▶ _What is asked_
Reproduce the following material exactly, including every line.

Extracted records
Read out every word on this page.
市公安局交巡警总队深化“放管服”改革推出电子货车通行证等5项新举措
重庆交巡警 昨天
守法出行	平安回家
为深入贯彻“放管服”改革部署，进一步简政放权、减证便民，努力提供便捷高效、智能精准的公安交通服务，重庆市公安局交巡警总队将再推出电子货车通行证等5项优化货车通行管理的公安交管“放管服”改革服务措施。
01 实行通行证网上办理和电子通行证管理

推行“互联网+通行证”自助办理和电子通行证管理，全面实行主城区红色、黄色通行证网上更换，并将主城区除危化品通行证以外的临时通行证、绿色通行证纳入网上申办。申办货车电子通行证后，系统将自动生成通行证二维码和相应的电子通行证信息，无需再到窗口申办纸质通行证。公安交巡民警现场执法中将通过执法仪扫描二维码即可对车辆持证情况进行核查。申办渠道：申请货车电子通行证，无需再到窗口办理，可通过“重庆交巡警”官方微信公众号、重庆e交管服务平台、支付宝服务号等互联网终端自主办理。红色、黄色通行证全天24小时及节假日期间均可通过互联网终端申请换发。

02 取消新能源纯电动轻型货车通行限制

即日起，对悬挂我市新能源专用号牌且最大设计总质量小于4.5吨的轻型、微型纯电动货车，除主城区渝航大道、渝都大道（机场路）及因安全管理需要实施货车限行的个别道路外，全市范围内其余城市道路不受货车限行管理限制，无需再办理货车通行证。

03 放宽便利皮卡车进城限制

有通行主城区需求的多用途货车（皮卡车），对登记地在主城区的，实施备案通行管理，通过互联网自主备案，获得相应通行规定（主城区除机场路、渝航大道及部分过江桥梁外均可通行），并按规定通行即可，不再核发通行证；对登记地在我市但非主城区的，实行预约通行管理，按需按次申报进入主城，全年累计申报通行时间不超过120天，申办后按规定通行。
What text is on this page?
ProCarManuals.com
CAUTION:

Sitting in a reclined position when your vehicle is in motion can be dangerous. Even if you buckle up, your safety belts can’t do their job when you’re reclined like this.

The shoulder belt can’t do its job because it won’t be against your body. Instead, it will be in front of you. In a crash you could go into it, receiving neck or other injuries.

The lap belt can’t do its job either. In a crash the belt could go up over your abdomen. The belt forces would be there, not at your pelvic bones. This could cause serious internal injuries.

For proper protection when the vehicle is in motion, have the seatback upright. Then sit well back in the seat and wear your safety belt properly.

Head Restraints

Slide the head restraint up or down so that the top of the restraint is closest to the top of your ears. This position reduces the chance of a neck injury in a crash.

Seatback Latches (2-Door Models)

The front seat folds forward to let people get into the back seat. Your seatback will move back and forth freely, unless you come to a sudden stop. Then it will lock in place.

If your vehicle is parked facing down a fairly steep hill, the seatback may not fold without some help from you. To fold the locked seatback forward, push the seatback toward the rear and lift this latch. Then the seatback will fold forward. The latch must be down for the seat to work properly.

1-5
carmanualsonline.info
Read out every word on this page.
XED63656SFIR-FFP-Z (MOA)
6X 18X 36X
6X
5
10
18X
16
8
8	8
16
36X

▶ _Task solution_
Read out every word on this page.
市公安局交巡警总队深化“放管服”改革推出电子货车通行证等5项新举措
重庆交巡警 昨天
守法出行	平安回家
为深入贯彻“放管服”改革部署，进一步简政放权、减证便民，努力提供便捷高效、智能精准的公安交通服务，重庆市公安局交巡警总队将再推出电子货车通行证等5项优化货车通行管理的公安交管“放管服”改革服务措施。
01 实行通行证网上办理和电子通行证管理

推行“互联网+通行证”自助办理和电子通行证管理，全面实行主城区红色、黄色通行证网上更换，并将主城区除危化品通行证以外的临时通行证、绿色通行证纳入网上申办。申办货车电子通行证后，系统将自动生成通行证二维码和相应的电子通行证信息，无需再到窗口申办纸质通行证。公安交巡民警现场执法中将通过执法仪扫描二维码即可对车辆持证情况进行核查。申办渠道：申请货车电子通行证，无需再到窗口办理，可通过“重庆交巡警”官方微信公众号、重庆e交管服务平台、支付宝服务号等互联网终端自主办理。红色、黄色通行证全天24小时及节假日期间均可通过互联网终端申请换发。

02 取消新能源纯电动轻型货车通行限制

即日起，对悬挂我市新能源专用号牌且最大设计总质量小于4.5吨的轻型、微型纯电动货车，除主城区渝航大道、渝都大道（机场路）及因安全管理需要实施货车限行的个别道路外，全市范围内其余城市道路不受货车限行管理限制，无需再办理货车通行证。

03 放宽便利皮卡车进城限制

有通行主城区需求的多用途货车（皮卡车），对登记地在主城区的，实施备案通行管理，通过互联网自主备案，获得相应通行规定（主城区除机场路、渝航大道及部分过江桥梁外均可通行），并按规定通行即可，不再核发通行证；对登记地在我市但非主城区的，实行预约通行管理，按需按次申报进入主城，全年累计申报通行时间不超过120天，申办后按规定通行。
What text is on this page?
ProCarManuals.com
CAUTION:

Sitting in a reclined position when your vehicle is in motion can be dangerous. Even if you buckle up, your safety belts can’t do their job when you’re reclined like this.

The shoulder belt can’t do its job because it won’t be against your body. Instead, it will be in front of you. In a crash you could go into it, receiving neck or other injuries.

The lap belt can’t do its job either. In a crash the belt could go up over your abdomen. The belt forces would be there, not at your pelvic bones. This could cause serious internal injuries.

For proper protection when the vehicle is in motion, have the seatback upright. Then sit well back in the seat and wear your safety belt properly.

Head Restraints

Slide the head restraint up or down so that the top of the restraint is closest to the top of your ears. This position reduces the chance of a neck injury in a crash.

Seatback Latches (2-Door Models)

The front seat folds forward to let people get into the back seat. Your seatback will move back and forth freely, unless you come to a sudden stop. Then it will lock in place.

If your vehicle is parked facing down a fairly steep hill, the seatback may not fold without some help from you. To fold the locked seatback forward, push the seatback toward the rear and lift this latch. Then the seatback will fold forward. The latch must be down for the seat to work properly.

1-5
carmanualsonline.info
Read out every word on this page.
XED63656SFIR-FFP-Z (MOA)
6X 18X 36X
6X
5
10
18X
16
8
8	8
16
36X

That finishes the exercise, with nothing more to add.